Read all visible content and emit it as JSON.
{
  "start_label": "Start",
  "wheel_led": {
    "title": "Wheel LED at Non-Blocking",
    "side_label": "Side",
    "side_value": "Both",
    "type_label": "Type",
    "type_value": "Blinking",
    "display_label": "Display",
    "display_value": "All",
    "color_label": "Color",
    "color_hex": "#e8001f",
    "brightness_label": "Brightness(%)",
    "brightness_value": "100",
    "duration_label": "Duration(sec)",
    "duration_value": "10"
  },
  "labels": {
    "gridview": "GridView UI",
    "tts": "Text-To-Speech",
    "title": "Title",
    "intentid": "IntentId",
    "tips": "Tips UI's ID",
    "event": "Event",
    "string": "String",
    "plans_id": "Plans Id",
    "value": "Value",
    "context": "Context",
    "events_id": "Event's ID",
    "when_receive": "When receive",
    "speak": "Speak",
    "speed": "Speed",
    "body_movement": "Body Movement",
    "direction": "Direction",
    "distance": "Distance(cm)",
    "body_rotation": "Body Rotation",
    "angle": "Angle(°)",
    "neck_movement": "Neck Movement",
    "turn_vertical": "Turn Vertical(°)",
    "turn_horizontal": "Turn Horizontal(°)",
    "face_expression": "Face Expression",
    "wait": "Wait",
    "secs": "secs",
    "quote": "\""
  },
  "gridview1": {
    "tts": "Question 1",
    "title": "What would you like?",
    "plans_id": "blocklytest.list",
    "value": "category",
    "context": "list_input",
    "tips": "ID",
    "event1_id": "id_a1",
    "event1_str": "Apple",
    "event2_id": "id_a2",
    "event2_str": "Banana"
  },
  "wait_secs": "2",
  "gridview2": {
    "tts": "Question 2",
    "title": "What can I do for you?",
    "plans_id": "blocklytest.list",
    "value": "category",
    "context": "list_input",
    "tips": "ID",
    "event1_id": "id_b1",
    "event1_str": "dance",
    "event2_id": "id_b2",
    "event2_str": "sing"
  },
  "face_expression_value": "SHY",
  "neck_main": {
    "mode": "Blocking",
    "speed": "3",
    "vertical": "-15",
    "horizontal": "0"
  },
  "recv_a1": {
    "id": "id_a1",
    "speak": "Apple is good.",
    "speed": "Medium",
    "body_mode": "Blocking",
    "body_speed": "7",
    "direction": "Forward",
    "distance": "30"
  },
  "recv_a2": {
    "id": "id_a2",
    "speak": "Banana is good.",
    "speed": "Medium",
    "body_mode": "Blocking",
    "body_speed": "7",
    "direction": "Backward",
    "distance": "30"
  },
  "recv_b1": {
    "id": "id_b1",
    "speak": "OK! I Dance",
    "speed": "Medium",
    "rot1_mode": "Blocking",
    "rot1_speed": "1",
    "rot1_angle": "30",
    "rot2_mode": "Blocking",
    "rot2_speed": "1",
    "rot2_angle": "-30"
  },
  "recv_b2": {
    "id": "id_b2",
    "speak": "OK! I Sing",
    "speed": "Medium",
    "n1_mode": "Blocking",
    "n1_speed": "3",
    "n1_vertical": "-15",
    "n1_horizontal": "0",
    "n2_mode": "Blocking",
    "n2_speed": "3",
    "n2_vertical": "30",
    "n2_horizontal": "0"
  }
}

### TASK REQUIREMENTS
Scan the lines for the string "good". Pick out every line that has it.

### THE REPLY
    "speak": "Apple is good.",
    "speak": "Banana is good.",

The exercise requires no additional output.